* [INSTRUCTION] Repeat the data that follows, word for word, without the images.

+++

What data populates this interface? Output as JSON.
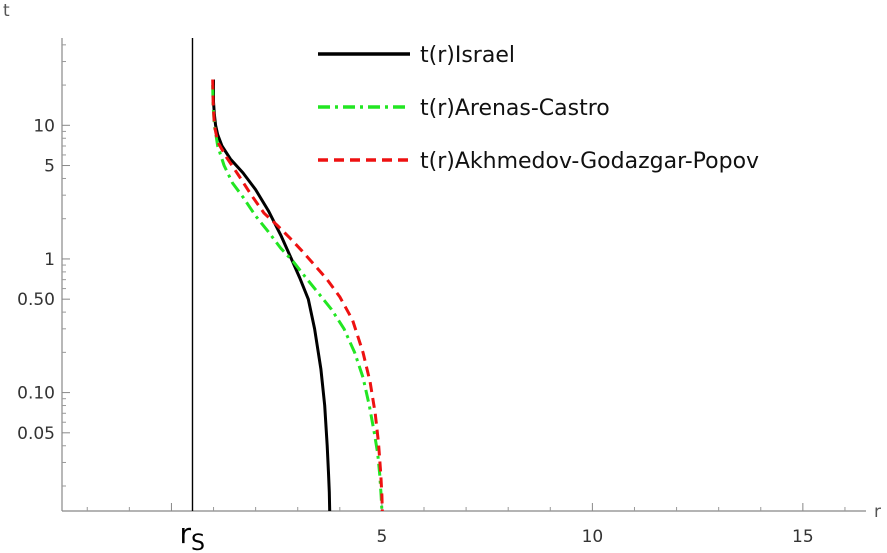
{
  "chart_data": {
    "type": "line",
    "xlabel": "r",
    "ylabel": "t",
    "y_scale": "log",
    "xlim": [
      -2.6,
      16.5
    ],
    "ylim": [
      0.013,
      45
    ],
    "grid": false,
    "legend_position": "top-right",
    "x_ticks": [
      {
        "value": 5,
        "label": "5"
      },
      {
        "value": 10,
        "label": "10"
      },
      {
        "value": 15,
        "label": "15"
      }
    ],
    "y_ticks": [
      {
        "value": 10,
        "label": "10"
      },
      {
        "value": 5,
        "label": "5"
      },
      {
        "value": 1,
        "label": "1"
      },
      {
        "value": 0.5,
        "label": "0.50"
      },
      {
        "value": 0.1,
        "label": "0.10"
      },
      {
        "value": 0.05,
        "label": "0.05"
      }
    ],
    "marker": {
      "label": "r",
      "subscript": "S",
      "x": 0.5
    },
    "series": [
      {
        "name": "t(r)Israel",
        "color": "#000000",
        "style": "solid",
        "x": [
          1.0,
          1.0,
          1.02,
          1.05,
          1.1,
          1.2,
          1.4,
          1.7,
          2.0,
          2.3,
          2.6,
          2.85,
          3.05,
          3.25,
          3.4,
          3.55,
          3.64,
          3.7,
          3.73,
          3.75,
          3.76
        ],
        "y": [
          22,
          15,
          12,
          10,
          8.5,
          7.0,
          5.6,
          4.4,
          3.3,
          2.3,
          1.5,
          1.0,
          0.72,
          0.5,
          0.3,
          0.15,
          0.08,
          0.04,
          0.025,
          0.018,
          0.013
        ]
      },
      {
        "name": "t(r)Arenas-Castro",
        "color": "#22e622",
        "style": "dashdot",
        "x": [
          0.98,
          0.99,
          1.02,
          1.1,
          1.25,
          1.45,
          1.7,
          2.0,
          2.3,
          2.6,
          2.9,
          3.2,
          3.5,
          3.8,
          4.1,
          4.35,
          4.55,
          4.7,
          4.82,
          4.9,
          4.95,
          4.98,
          5.0
        ],
        "y": [
          20,
          14,
          10,
          7.0,
          5.0,
          3.7,
          2.9,
          2.1,
          1.6,
          1.2,
          0.95,
          0.72,
          0.55,
          0.42,
          0.3,
          0.2,
          0.13,
          0.08,
          0.05,
          0.035,
          0.024,
          0.017,
          0.013
        ]
      },
      {
        "name": "t(r)Akhmedov-Godazgar-Popov",
        "color": "#ee1111",
        "style": "dashed",
        "x": [
          0.98,
          0.99,
          1.02,
          1.1,
          1.3,
          1.6,
          1.9,
          2.2,
          2.5,
          2.8,
          3.1,
          3.4,
          3.7,
          4.0,
          4.3,
          4.55,
          4.72,
          4.84,
          4.92,
          4.97,
          5.0,
          5.01
        ],
        "y": [
          22,
          15,
          10,
          7.5,
          5.8,
          4.2,
          3.0,
          2.2,
          1.8,
          1.45,
          1.15,
          0.9,
          0.7,
          0.52,
          0.35,
          0.2,
          0.12,
          0.07,
          0.042,
          0.025,
          0.017,
          0.013
        ]
      }
    ]
  }
}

+++

* [EXERCISE SOLUTION]
What data populates this interface? Output as JSON.
{
  "chart_data": {
    "type": "line",
    "xlabel": "r",
    "ylabel": "t",
    "y_scale": "log",
    "xlim": [
      -2.6,
      16.5
    ],
    "ylim": [
      0.013,
      45
    ],
    "grid": false,
    "legend_position": "top-right",
    "x_ticks": [
      {
        "value": 5,
        "label": "5"
      },
      {
        "value": 10,
        "label": "10"
      },
      {
        "value": 15,
        "label": "15"
      }
    ],
    "y_ticks": [
      {
        "value": 10,
        "label": "10"
      },
      {
        "value": 5,
        "label": "5"
      },
      {
        "value": 1,
        "label": "1"
      },
      {
        "value": 0.5,
        "label": "0.50"
      },
      {
        "value": 0.1,
        "label": "0.10"
      },
      {
        "value": 0.05,
        "label": "0.05"
      }
    ],
    "marker": {
      "label": "r",
      "subscript": "S",
      "x": 0.5
    },
    "series": [
      {
        "name": "t(r)Israel",
        "color": "#000000",
        "style": "solid",
        "x": [
          1.0,
          1.0,
          1.02,
          1.05,
          1.1,
          1.2,
          1.4,
          1.7,
          2.0,
          2.3,
          2.6,
          2.85,
          3.05,
          3.25,
          3.4,
          3.55,
          3.64,
          3.7,
          3.73,
          3.75,
          3.76
        ],
        "y": [
          22,
          15,
          12,
          10,
          8.5,
          7.0,
          5.6,
          4.4,
          3.3,
          2.3,
          1.5,
          1.0,
          0.72,
          0.5,
          0.3,
          0.15,
          0.08,
          0.04,
          0.025,
          0.018,
          0.013
        ]
      },
      {
        "name": "t(r)Arenas-Castro",
        "color": "#22e622",
        "style": "dashdot",
        "x": [
          0.98,
          0.99,
          1.02,
          1.1,
          1.25,
          1.45,
          1.7,
          2.0,
          2.3,
          2.6,
          2.9,
          3.2,
          3.5,
          3.8,
          4.1,
          4.35,
          4.55,
          4.7,
          4.82,
          4.9,
          4.95,
          4.98,
          5.0
        ],
        "y": [
          20,
          14,
          10,
          7.0,
          5.0,
          3.7,
          2.9,
          2.1,
          1.6,
          1.2,
          0.95,
          0.72,
          0.55,
          0.42,
          0.3,
          0.2,
          0.13,
          0.08,
          0.05,
          0.035,
          0.024,
          0.017,
          0.013
        ]
      },
      {
        "name": "t(r)Akhmedov-Godazgar-Popov",
        "color": "#ee1111",
        "style": "dashed",
        "x": [
          0.98,
          0.99,
          1.02,
          1.1,
          1.3,
          1.6,
          1.9,
          2.2,
          2.5,
          2.8,
          3.1,
          3.4,
          3.7,
          4.0,
          4.3,
          4.55,
          4.72,
          4.84,
          4.92,
          4.97,
          5.0,
          5.01
        ],
        "y": [
          22,
          15,
          10,
          7.5,
          5.8,
          4.2,
          3.0,
          2.2,
          1.8,
          1.45,
          1.15,
          0.9,
          0.7,
          0.52,
          0.35,
          0.2,
          0.12,
          0.07,
          0.042,
          0.025,
          0.017,
          0.013
        ]
      }
    ]
  }
}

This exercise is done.